● **Task requirements**
Find every line in the records below that holds the word "title", and copy it out.

Records contained in a dataset

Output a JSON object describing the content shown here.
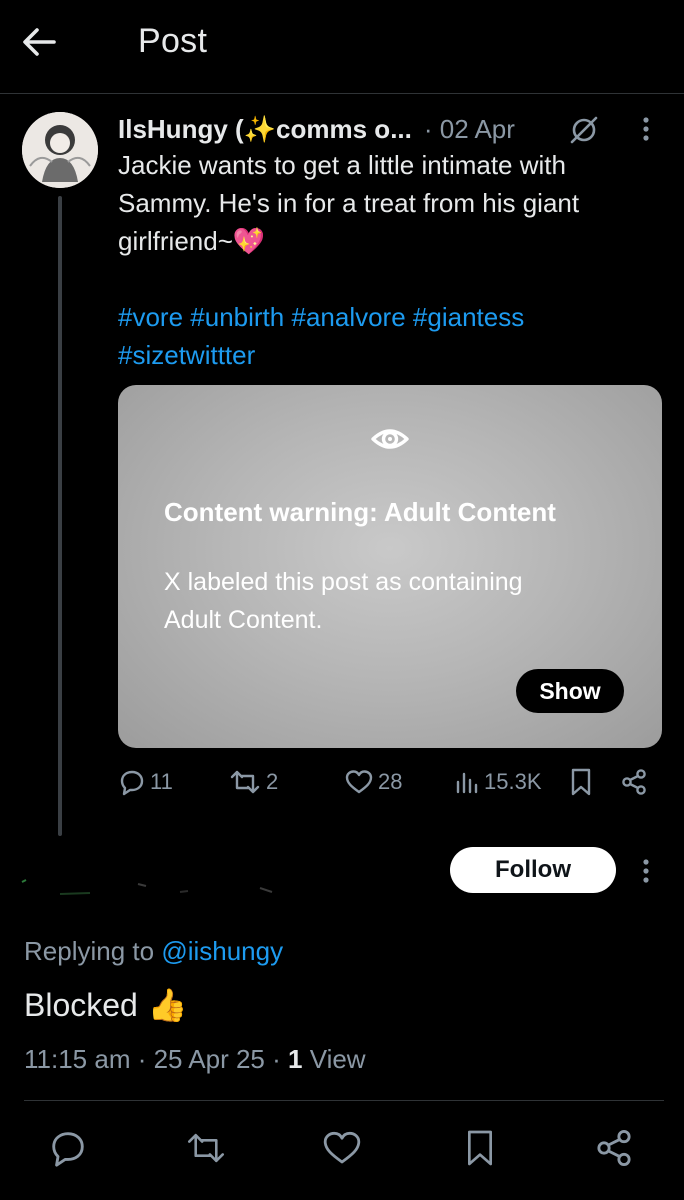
{
  "header": {
    "title": "Post",
    "back_icon": "arrow-left-icon"
  },
  "post": {
    "author_name": "IlsHungy (",
    "author_sparkle": "✨",
    "author_name_rest": "comms o...",
    "date": "· 02 Apr",
    "text_lines": [
      "Jackie wants to get a little intimate with",
      "Sammy. He's in for a treat from his giant",
      "girlfriend~"
    ],
    "text_emoji": "💖",
    "hashtags_line1": [
      "#vore",
      "#unbirth",
      "#analvore",
      "#giantess"
    ],
    "hashtags_line2": [
      "#sizetwittter"
    ],
    "content_warning": {
      "title": "Content warning: Adult Content",
      "body_lines": [
        "X labeled this post as containing",
        "Adult Content."
      ],
      "show_label": "Show"
    },
    "stats": {
      "replies": "11",
      "reposts": "2",
      "likes": "28",
      "views": "15.3K"
    }
  },
  "reply": {
    "follow_label": "Follow",
    "replying_prefix": "Replying to ",
    "replying_mention": "@iishungy",
    "text": "Blocked",
    "emoji": "👍",
    "time": "11:15 am · 25 Apr 25 · ",
    "views_count": "1",
    "views_label": " View"
  },
  "colors": {
    "accent": "#1d9bf0",
    "muted": "#8b98a5",
    "text": "#e7e9ea",
    "background": "#000000"
  }
}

● **Right answer**
    "title": "Post",
      "title": "Content warning: Adult Content",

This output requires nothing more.